Locate all lines in the data below that hold "title" and show them.

- GIVEN ENTRIES:
══════════════════════════════
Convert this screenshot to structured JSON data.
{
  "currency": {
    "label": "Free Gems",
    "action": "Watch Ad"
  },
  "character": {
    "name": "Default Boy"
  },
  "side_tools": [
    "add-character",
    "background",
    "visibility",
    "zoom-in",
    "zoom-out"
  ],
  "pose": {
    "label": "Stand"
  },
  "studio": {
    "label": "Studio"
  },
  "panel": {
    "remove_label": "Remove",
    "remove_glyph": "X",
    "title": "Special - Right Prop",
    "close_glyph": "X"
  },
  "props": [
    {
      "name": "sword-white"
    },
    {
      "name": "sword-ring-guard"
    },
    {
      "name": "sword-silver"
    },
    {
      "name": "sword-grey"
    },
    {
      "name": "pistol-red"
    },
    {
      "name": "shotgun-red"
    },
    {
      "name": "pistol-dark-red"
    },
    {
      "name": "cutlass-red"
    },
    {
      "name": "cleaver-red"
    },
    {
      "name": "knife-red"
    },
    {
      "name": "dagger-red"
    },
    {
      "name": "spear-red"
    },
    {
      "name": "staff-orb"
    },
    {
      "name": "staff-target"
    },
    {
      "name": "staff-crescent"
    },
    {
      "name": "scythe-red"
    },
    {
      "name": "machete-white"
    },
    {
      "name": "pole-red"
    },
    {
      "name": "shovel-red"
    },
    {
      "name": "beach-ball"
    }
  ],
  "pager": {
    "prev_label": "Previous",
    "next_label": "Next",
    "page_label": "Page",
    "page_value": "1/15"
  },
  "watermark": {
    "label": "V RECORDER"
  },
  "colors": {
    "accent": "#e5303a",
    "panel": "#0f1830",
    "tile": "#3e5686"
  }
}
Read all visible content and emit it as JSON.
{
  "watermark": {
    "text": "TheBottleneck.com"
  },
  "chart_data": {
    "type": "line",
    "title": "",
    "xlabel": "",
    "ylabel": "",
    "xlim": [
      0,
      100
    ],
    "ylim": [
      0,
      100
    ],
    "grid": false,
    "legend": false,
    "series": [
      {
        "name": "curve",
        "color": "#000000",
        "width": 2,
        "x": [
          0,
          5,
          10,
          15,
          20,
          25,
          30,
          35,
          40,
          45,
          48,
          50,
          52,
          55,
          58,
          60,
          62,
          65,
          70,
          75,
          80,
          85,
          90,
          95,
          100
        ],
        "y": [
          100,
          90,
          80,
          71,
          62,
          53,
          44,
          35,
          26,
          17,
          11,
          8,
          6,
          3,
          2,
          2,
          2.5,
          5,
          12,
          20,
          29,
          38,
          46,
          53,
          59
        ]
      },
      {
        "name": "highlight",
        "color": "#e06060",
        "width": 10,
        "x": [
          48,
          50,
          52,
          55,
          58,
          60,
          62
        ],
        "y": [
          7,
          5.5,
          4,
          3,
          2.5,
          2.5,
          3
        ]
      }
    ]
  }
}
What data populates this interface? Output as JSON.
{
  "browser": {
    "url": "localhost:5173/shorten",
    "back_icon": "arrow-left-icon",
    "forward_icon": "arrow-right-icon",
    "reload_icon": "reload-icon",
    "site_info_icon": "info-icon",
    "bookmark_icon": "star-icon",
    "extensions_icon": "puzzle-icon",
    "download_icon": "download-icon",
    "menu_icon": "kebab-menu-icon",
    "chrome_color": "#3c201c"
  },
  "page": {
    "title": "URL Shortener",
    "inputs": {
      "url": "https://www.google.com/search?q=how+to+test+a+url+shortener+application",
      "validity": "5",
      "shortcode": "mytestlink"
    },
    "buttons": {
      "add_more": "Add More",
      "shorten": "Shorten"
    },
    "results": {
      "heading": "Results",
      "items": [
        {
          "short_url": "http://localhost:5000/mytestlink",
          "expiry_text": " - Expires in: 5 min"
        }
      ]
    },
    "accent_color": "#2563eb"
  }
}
══════════════════════════════
- ANSWER TO THE TASK:
    "title": "Special - Right Prop",
    "title": "",
    "title": "URL Shortener",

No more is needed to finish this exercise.